Objective: Skip the pictures and extract all of the lines exactly as written.

Supplied data:
▬▬▬

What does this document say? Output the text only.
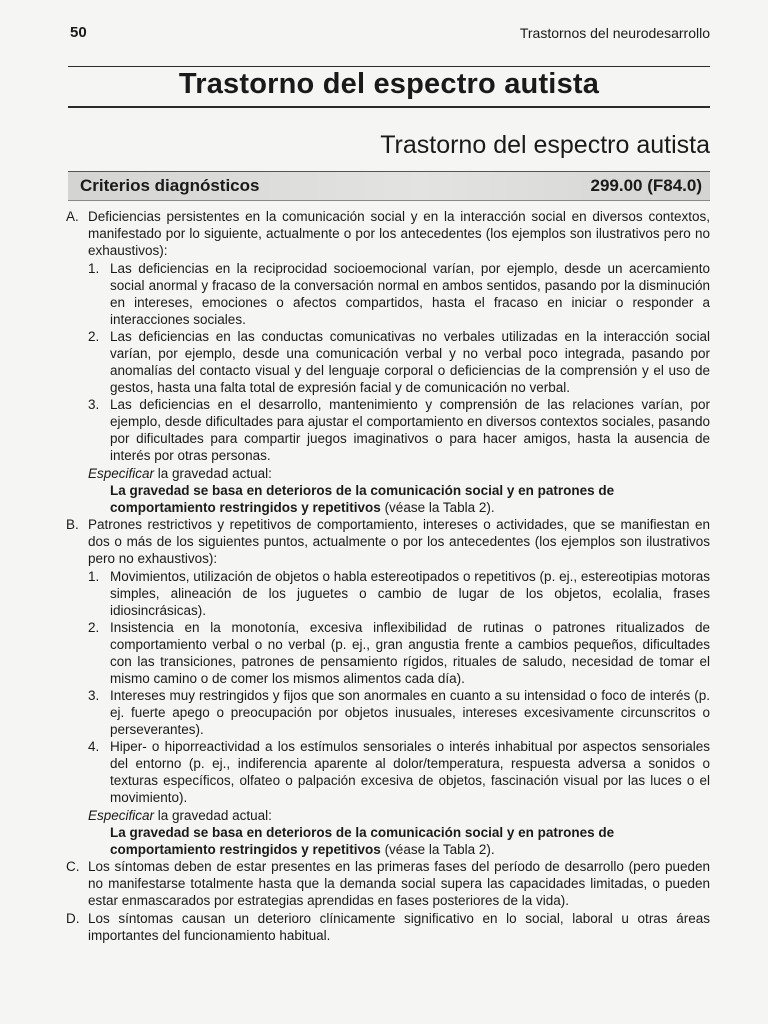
50	Trastornos del neurodesarrollo
Trastorno del espectro autista
Trastorno del espectro autista
Criterios diagnósticos	299.00 (F84.0)
A. Deficiencias persistentes en la comunicación social y en la interacción social en diversos contextos, manifestado por lo siguiente, actualmente o por los antecedentes (los ejemplos son ilustrativos pero no exhaustivos):
1. Las deficiencias en la reciprocidad socioemocional varían, por ejemplo, desde un acercamiento social anormal y fracaso de la conversación normal en ambos sentidos, pasando por la disminución en intereses, emociones o afectos compartidos, hasta el fracaso en iniciar o responder a interacciones sociales.
2. Las deficiencias en las conductas comunicativas no verbales utilizadas en la interacción social varían, por ejemplo, desde una comunicación verbal y no verbal poco integrada, pasando por anomalías del contacto visual y del lenguaje corporal o deficiencias de la comprensión y el uso de gestos, hasta una falta total de expresión facial y de comunicación no verbal.
3. Las deficiencias en el desarrollo, mantenimiento y comprensión de las relaciones varían, por ejemplo, desde dificultades para ajustar el comportamiento en diversos contextos sociales, pasando por dificultades para compartir juegos imaginativos o para hacer amigos, hasta la ausencia de interés por otras personas.
Especificar la gravedad actual:
La gravedad se basa en deterioros de la comunicación social y en patrones de comportamiento restringidos y repetitivos (véase la Tabla 2).
B. Patrones restrictivos y repetitivos de comportamiento, intereses o actividades, que se manifiestan en dos o más de los siguientes puntos, actualmente o por los antecedentes (los ejemplos son ilustrativos pero no exhaustivos):
1. Movimientos, utilización de objetos o habla estereotipados o repetitivos (p. ej., estereotipias motoras simples, alineación de los juguetes o cambio de lugar de los objetos, ecolalia, frases idiosincrásicas).
2. Insistencia en la monotonía, excesiva inflexibilidad de rutinas o patrones ritualizados de comportamiento verbal o no verbal (p. ej., gran angustia frente a cambios pequeños, dificultades con las transiciones, patrones de pensamiento rígidos, rituales de saludo, necesidad de tomar el mismo camino o de comer los mismos alimentos cada día).
3. Intereses muy restringidos y fijos que son anormales en cuanto a su intensidad o foco de interés (p. ej. fuerte apego o preocupación por objetos inusuales, intereses excesivamente circunscritos o perseverantes).
4. Hiper- o hiporreactividad a los estímulos sensoriales o interés inhabitual por aspectos sensoriales del entorno (p. ej., indiferencia aparente al dolor/temperatura, respuesta adversa a sonidos o texturas específicos, olfateo o palpación excesiva de objetos, fascinación visual por las luces o el movimiento).
Especificar la gravedad actual:
La gravedad se basa en deterioros de la comunicación social y en patrones de comportamiento restringidos y repetitivos (véase la Tabla 2).
C. Los síntomas deben de estar presentes en las primeras fases del período de desarrollo (pero pueden no manifestarse totalmente hasta que la demanda social supera las capacidades limitadas, o pueden estar enmascarados por estrategias aprendidas en fases posteriores de la vida).
D. Los síntomas causan un deterioro clínicamente significativo en lo social, laboral u otras áreas importantes del funcionamiento habitual.
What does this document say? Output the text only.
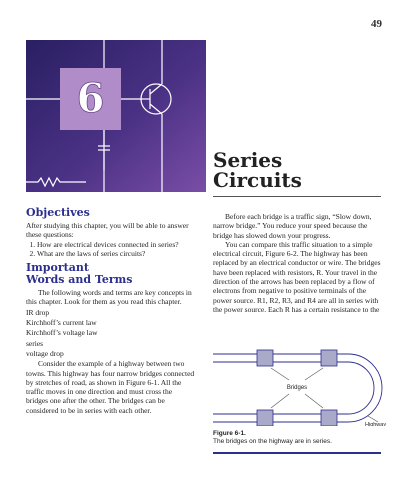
49
6
Series
Circuits
Objectives

After studying this chapter, you will be able to answer these questions:

1. How are electrical devices connected in series?
2. What are the laws of series circuits?
Important
Words and Terms

The following words and terms are key concepts in this chapter. Look for them as you read this chapter.

IR drop
Kirchhoff’s current law
Kirchhoff’s voltage law
series
voltage drop

Consider the example of a highway between two towns. This highway has four narrow bridges connected by stretches of road, as shown in Figure 6-1. All the traffic moves in one direction and must cross the bridges one after the other. The bridges can be considered to be in series with each other.

Before each bridge is a traffic sign, “Slow down, narrow bridge.” You reduce your speed because the bridge has slowed down your progress.

You can compare this traffic situation to a simple electrical circuit, Figure 6-2. The highway has been replaced by an electrical conductor or wire. The bridges have been replaced with resistors, R. Your travel in the direction of the arrows has been replaced by a flow of electrons from negative to positive terminals of the power source. R1, R2, R3, and R4 are all in series with the power source. Each R has a certain resistance to the

Bridges
Highway
Figure 6-1.
The bridges on the highway are in series.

▬▬▬

Task solution:
What does this document say? Output the text only.
50	Trastornos del neurodesarrollo
Trastorno del espectro autista
Trastorno del espectro autista
Criterios diagnósticos	299.00 (F84.0)
A. Deficiencias persistentes en la comunicación social y en la interacción social en diversos contextos, manifestado por lo siguiente, actualmente o por los antecedentes (los ejemplos son ilustrativos pero no exhaustivos):
1. Las deficiencias en la reciprocidad socioemocional varían, por ejemplo, desde un acercamiento social anormal y fracaso de la conversación normal en ambos sentidos, pasando por la disminución en intereses, emociones o afectos compartidos, hasta el fracaso en iniciar o responder a interacciones sociales.
2. Las deficiencias en las conductas comunicativas no verbales utilizadas en la interacción social varían, por ejemplo, desde una comunicación verbal y no verbal poco integrada, pasando por anomalías del contacto visual y del lenguaje corporal o deficiencias de la comprensión y el uso de gestos, hasta una falta total de expresión facial y de comunicación no verbal.
3. Las deficiencias en el desarrollo, mantenimiento y comprensión de las relaciones varían, por ejemplo, desde dificultades para ajustar el comportamiento en diversos contextos sociales, pasando por dificultades para compartir juegos imaginativos o para hacer amigos, hasta la ausencia de interés por otras personas.
Especificar la gravedad actual:
La gravedad se basa en deterioros de la comunicación social y en patrones de comportamiento restringidos y repetitivos (véase la Tabla 2).
B. Patrones restrictivos y repetitivos de comportamiento, intereses o actividades, que se manifiestan en dos o más de los siguientes puntos, actualmente o por los antecedentes (los ejemplos son ilustrativos pero no exhaustivos):
1. Movimientos, utilización de objetos o habla estereotipados o repetitivos (p. ej., estereotipias motoras simples, alineación de los juguetes o cambio de lugar de los objetos, ecolalia, frases idiosincrásicas).
2. Insistencia en la monotonía, excesiva inflexibilidad de rutinas o patrones ritualizados de comportamiento verbal o no verbal (p. ej., gran angustia frente a cambios pequeños, dificultades con las transiciones, patrones de pensamiento rígidos, rituales de saludo, necesidad de tomar el mismo camino o de comer los mismos alimentos cada día).
3. Intereses muy restringidos y fijos que son anormales en cuanto a su intensidad o foco de interés (p. ej. fuerte apego o preocupación por objetos inusuales, intereses excesivamente circunscritos o perseverantes).
4. Hiper- o hiporreactividad a los estímulos sensoriales o interés inhabitual por aspectos sensoriales del entorno (p. ej., indiferencia aparente al dolor/temperatura, respuesta adversa a sonidos o texturas específicos, olfateo o palpación excesiva de objetos, fascinación visual por las luces o el movimiento).
Especificar la gravedad actual:
La gravedad se basa en deterioros de la comunicación social y en patrones de comportamiento restringidos y repetitivos (véase la Tabla 2).
C. Los síntomas deben de estar presentes en las primeras fases del período de desarrollo (pero pueden no manifestarse totalmente hasta que la demanda social supera las capacidades limitadas, o pueden estar enmascarados por estrategias aprendidas en fases posteriores de la vida).
D. Los síntomas causan un deterioro clínicamente significativo en lo social, laboral u otras áreas importantes del funcionamiento habitual.
What does this document say? Output the text only.
49
6
Series
Circuits
Objectives

After studying this chapter, you will be able to answer these questions:

1. How are electrical devices connected in series?
2. What are the laws of series circuits?
Important
Words and Terms

The following words and terms are key concepts in this chapter. Look for them as you read this chapter.

IR drop
Kirchhoff’s current law
Kirchhoff’s voltage law
series
voltage drop

Consider the example of a highway between two towns. This highway has four narrow bridges connected by stretches of road, as shown in Figure 6-1. All the traffic moves in one direction and must cross the bridges one after the other. The bridges can be considered to be in series with each other.

Before each bridge is a traffic sign, “Slow down, narrow bridge.” You reduce your speed because the bridge has slowed down your progress.

You can compare this traffic situation to a simple electrical circuit, Figure 6-2. The highway has been replaced by an electrical conductor or wire. The bridges have been replaced with resistors, R. Your travel in the direction of the arrows has been replaced by a flow of electrons from negative to positive terminals of the power source. R1, R2, R3, and R4 are all in series with the power source. Each R has a certain resistance to the

Bridges
Highway
Figure 6-1.
The bridges on the highway are in series.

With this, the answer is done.